== Problem statement ==
Give every entry again, unchanged, and leave its images out.

====== Record extracts

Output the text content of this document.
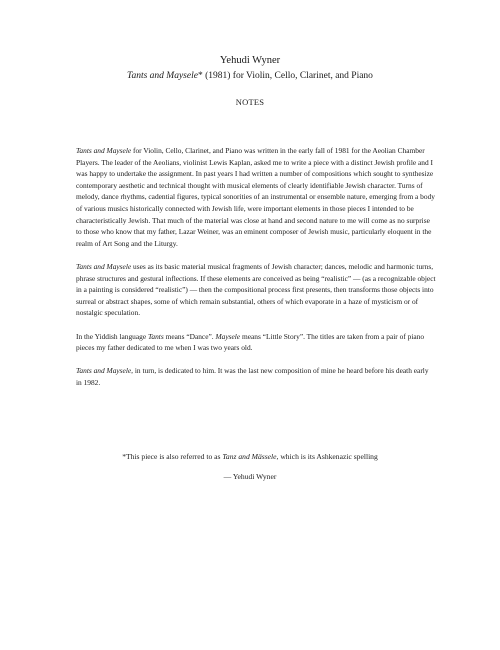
Yehudi Wyner
Tants and Maysele* (1981) for Violin, Cello, Clarinet, and Piano
NOTES

Tants and Maysele for Violin, Cello, Clarinet, and Piano was written in the early fall of 1981 for the Aeolian Chamber Players. The leader of the Aeolians, violinist Lewis Kaplan, asked me to write a piece with a distinct Jewish profile and I was happy to undertake the assignment. In past years I had written a number of compositions which sought to synthesize contemporary aesthetic and technical thought with musical elements of clearly identifiable Jewish character. Turns of melody, dance rhythms, cadential figures, typical sonorities of an instrumental or ensemble nature, emerging from a body of various musics historically connected with Jewish life, were important elements in those pieces I intended to be characteristically Jewish. That much of the material was close at hand and second nature to me will come as no surprise to those who know that my father, Lazar Weiner, was an eminent composer of Jewish music, particularly eloquent in the realm of Art Song and the Liturgy.

Tants and Maysele uses as its basic material musical fragments of Jewish character; dances, melodic and harmonic turns, phrase structures and gestural inflections. If these elements are conceived as being “realistic” — (as a recognizable object in a painting is considered “realistic”) — then the compositional process first presents, then transforms those objects into surreal or abstract shapes, some of which remain substantial, others of which evaporate in a haze of mysticism or of nostalgic speculation.

In the Yiddish language Tants means “Dance”. Maysele means “Little Story”. The titles are taken from a pair of piano pieces my father dedicated to me when I was two years old.

Tants and Maysele, in turn, is dedicated to him. It was the last new composition of mine he heard before his death early in 1982.

*This piece is also referred to as Tanz and Mässele, which is its Ashkenazic spelling
— Yehudi Wyner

============

== Answer for the task ==
Output the text content of this document.
Yehudi Wyner
Tants and Maysele* (1981) for Violin, Cello, Clarinet, and Piano
NOTES

Tants and Maysele for Violin, Cello, Clarinet, and Piano was written in the early fall of 1981 for the Aeolian Chamber Players. The leader of the Aeolians, violinist Lewis Kaplan, asked me to write a piece with a distinct Jewish profile and I was happy to undertake the assignment. In past years I had written a number of compositions which sought to synthesize contemporary aesthetic and technical thought with musical elements of clearly identifiable Jewish character. Turns of melody, dance rhythms, cadential figures, typical sonorities of an instrumental or ensemble nature, emerging from a body of various musics historically connected with Jewish life, were important elements in those pieces I intended to be characteristically Jewish. That much of the material was close at hand and second nature to me will come as no surprise to those who know that my father, Lazar Weiner, was an eminent composer of Jewish music, particularly eloquent in the realm of Art Song and the Liturgy.

Tants and Maysele uses as its basic material musical fragments of Jewish character; dances, melodic and harmonic turns, phrase structures and gestural inflections. If these elements are conceived as being “realistic” — (as a recognizable object in a painting is considered “realistic”) — then the compositional process first presents, then transforms those objects into surreal or abstract shapes, some of which remain substantial, others of which evaporate in a haze of mysticism or of nostalgic speculation.

In the Yiddish language Tants means “Dance”. Maysele means “Little Story”. The titles are taken from a pair of piano pieces my father dedicated to me when I was two years old.

Tants and Maysele, in turn, is dedicated to him. It was the last new composition of mine he heard before his death early in 1982.

*This piece is also referred to as Tanz and Mässele, which is its Ashkenazic spelling
— Yehudi Wyner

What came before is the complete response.